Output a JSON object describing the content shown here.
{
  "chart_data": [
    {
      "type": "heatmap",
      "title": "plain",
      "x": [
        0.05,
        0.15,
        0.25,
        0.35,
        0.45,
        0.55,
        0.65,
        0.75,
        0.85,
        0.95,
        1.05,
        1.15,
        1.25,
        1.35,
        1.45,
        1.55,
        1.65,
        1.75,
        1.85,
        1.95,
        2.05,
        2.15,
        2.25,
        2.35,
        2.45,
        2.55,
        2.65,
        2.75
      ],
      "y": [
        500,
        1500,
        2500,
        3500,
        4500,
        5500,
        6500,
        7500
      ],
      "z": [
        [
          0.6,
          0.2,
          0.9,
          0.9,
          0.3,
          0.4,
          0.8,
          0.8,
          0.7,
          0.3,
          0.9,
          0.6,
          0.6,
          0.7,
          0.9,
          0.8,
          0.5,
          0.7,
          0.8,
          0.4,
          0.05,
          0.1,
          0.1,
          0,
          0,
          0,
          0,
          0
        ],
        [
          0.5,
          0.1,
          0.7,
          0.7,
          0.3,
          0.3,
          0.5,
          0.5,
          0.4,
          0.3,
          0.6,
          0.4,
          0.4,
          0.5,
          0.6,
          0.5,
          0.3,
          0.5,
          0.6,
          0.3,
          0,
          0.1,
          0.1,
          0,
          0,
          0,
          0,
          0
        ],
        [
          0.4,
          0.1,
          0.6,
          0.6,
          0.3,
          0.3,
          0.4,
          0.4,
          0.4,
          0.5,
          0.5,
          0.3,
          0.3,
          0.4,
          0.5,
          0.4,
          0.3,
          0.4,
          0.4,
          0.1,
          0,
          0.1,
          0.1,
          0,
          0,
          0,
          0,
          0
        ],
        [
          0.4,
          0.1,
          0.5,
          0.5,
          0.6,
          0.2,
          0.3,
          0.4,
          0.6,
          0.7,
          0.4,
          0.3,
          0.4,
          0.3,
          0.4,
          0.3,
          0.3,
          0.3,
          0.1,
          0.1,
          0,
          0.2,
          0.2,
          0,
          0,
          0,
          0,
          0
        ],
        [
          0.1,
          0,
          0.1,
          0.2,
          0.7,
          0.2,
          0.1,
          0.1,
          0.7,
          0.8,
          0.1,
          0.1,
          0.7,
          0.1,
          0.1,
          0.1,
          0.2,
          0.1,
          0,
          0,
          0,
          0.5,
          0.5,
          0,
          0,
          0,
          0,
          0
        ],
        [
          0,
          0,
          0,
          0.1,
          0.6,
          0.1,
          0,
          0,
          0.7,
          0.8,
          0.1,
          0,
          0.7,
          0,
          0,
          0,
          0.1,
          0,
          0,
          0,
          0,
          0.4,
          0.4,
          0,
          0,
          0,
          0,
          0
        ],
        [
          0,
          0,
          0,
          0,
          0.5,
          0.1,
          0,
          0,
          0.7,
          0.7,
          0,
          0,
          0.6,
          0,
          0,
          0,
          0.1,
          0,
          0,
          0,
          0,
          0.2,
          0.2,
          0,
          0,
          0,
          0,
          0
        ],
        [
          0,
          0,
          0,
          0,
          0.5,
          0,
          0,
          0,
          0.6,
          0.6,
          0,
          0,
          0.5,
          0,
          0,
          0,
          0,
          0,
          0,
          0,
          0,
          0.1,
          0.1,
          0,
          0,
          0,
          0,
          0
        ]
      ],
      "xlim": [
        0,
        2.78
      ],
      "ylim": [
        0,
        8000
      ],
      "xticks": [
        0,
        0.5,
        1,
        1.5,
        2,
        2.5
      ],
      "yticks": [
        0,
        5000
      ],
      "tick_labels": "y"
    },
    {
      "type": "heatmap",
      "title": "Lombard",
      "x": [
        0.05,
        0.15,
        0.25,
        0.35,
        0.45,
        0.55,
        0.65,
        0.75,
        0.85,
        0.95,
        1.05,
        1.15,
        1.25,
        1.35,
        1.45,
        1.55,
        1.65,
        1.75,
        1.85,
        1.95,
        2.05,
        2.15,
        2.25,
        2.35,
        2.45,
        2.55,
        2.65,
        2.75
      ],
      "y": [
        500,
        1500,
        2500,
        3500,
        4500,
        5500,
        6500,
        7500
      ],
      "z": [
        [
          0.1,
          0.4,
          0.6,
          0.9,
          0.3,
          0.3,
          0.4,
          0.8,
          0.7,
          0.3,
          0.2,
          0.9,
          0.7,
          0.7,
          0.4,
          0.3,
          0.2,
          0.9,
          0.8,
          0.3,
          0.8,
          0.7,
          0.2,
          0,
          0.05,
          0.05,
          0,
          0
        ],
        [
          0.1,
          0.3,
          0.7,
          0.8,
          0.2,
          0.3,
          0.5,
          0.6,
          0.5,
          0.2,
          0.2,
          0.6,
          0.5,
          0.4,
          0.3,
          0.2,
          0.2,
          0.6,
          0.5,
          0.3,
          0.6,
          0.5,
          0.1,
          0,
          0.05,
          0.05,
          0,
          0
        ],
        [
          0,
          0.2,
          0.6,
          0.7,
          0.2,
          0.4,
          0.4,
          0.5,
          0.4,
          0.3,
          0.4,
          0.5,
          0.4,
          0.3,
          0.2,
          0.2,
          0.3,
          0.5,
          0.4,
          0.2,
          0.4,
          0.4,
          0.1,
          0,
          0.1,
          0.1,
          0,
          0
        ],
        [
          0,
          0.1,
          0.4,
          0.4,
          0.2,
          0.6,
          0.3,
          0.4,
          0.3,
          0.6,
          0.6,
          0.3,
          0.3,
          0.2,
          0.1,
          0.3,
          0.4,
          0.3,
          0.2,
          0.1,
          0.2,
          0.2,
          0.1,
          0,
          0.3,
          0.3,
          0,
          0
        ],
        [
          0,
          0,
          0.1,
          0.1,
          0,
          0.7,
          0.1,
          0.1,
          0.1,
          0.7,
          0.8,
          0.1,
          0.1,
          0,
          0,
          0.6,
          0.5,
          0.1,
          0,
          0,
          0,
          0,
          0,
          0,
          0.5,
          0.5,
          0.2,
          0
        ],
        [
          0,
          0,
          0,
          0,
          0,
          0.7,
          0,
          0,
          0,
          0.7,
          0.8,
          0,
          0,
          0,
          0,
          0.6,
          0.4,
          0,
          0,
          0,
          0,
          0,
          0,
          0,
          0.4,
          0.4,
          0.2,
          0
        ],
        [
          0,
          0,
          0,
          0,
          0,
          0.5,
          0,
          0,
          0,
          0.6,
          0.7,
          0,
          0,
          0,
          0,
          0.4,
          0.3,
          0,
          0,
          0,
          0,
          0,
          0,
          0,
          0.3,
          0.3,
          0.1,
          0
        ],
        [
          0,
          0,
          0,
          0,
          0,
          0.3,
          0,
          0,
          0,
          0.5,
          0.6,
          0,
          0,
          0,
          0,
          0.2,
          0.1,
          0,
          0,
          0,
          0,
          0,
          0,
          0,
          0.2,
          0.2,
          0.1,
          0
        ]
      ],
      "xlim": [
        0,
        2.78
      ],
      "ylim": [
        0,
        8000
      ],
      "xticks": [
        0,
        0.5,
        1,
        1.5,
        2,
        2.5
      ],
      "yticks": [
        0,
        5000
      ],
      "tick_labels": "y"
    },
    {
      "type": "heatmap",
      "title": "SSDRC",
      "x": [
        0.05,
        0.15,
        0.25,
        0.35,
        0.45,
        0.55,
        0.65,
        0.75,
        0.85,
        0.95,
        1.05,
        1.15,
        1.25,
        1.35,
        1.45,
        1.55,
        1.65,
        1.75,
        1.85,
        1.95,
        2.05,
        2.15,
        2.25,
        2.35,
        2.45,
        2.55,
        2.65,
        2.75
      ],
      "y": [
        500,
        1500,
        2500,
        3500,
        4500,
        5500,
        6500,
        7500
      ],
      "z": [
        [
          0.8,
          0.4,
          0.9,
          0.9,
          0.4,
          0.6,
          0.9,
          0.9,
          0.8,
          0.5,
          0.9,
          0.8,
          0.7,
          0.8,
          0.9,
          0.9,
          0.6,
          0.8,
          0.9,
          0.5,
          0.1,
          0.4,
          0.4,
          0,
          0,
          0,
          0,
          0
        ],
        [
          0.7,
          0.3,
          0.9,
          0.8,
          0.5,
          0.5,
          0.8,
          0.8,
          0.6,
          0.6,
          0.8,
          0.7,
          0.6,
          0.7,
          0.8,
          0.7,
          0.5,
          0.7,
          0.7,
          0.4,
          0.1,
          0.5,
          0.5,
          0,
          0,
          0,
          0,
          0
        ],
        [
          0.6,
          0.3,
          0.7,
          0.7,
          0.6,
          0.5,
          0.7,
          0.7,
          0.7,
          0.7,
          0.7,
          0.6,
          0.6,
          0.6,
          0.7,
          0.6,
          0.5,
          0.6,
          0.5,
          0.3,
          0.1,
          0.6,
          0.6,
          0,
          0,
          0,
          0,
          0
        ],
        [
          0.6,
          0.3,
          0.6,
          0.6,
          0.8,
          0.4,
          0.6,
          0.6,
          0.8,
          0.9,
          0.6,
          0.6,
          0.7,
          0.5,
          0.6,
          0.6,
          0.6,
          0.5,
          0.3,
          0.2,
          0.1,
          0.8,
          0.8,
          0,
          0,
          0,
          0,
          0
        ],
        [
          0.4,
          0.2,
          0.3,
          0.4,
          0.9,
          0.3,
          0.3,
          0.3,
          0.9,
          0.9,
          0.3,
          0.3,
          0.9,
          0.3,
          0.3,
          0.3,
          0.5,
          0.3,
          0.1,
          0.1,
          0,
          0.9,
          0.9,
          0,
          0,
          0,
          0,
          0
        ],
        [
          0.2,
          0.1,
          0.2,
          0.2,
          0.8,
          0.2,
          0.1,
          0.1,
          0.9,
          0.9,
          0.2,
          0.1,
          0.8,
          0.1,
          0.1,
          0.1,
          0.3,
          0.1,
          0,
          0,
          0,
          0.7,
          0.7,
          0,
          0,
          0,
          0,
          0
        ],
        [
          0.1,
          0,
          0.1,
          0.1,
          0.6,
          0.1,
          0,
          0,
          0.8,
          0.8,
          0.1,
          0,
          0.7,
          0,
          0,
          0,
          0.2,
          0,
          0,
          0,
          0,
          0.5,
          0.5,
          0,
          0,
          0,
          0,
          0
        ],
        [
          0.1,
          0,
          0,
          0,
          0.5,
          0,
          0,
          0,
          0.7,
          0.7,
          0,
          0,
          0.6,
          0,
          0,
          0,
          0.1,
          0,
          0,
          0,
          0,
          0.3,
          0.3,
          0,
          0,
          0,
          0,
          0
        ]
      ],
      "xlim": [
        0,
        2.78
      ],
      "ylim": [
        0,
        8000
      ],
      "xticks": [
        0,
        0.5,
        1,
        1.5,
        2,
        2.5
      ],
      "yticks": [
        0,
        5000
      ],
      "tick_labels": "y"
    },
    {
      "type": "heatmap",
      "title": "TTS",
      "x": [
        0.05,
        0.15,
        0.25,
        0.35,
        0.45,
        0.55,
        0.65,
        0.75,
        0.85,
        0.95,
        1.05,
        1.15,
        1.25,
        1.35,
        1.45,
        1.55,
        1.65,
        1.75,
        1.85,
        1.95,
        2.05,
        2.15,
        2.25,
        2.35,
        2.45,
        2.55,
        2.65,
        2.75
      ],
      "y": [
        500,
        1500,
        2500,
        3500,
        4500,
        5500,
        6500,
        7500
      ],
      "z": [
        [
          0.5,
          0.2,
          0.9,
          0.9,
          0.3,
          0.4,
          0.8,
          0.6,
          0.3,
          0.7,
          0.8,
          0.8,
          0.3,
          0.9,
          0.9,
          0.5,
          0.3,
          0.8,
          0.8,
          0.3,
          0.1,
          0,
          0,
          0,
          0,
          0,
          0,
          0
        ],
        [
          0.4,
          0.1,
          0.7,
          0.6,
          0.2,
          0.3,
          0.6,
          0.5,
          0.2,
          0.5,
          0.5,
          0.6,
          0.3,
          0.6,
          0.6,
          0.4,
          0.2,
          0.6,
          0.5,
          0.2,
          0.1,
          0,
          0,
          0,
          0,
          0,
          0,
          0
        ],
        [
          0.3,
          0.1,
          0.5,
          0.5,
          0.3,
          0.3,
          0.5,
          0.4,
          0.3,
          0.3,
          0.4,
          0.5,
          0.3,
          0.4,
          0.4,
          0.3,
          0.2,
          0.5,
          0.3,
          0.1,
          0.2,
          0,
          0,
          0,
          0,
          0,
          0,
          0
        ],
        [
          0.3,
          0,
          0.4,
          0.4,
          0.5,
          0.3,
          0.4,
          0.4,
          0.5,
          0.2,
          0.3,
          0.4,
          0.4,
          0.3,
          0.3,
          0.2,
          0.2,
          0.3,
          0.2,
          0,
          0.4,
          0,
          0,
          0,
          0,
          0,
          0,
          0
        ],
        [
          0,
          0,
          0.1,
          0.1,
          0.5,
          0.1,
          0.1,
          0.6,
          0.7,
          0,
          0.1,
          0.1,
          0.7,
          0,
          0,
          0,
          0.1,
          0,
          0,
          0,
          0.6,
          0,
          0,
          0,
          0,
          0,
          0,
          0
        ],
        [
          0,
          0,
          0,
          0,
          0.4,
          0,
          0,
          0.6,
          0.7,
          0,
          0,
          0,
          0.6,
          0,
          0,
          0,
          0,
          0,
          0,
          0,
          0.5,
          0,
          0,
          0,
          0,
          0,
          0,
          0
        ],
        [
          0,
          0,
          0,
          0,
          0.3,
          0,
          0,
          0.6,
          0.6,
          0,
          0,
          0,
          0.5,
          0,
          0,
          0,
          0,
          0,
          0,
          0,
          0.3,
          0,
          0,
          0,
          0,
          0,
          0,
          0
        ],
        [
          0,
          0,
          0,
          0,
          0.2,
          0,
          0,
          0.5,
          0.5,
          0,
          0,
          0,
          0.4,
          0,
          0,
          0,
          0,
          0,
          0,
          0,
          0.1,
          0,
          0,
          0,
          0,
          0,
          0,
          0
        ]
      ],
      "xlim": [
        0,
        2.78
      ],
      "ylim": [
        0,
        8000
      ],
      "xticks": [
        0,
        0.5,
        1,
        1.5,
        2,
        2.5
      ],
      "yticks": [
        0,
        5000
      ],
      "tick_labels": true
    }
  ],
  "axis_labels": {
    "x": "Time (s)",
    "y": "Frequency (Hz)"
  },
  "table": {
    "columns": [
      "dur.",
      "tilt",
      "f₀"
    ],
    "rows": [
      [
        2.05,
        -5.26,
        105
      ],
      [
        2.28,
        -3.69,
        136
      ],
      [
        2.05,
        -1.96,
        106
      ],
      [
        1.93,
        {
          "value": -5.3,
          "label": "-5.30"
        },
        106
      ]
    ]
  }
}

-.-.-

● **GOAL**
Scan the records for the string "title". Copy each line in which it appears.

● **FINISHED TASK**
      "title": "plain",
      "title": "Lombard",
      "title": "SSDRC",
      "title": "TTS",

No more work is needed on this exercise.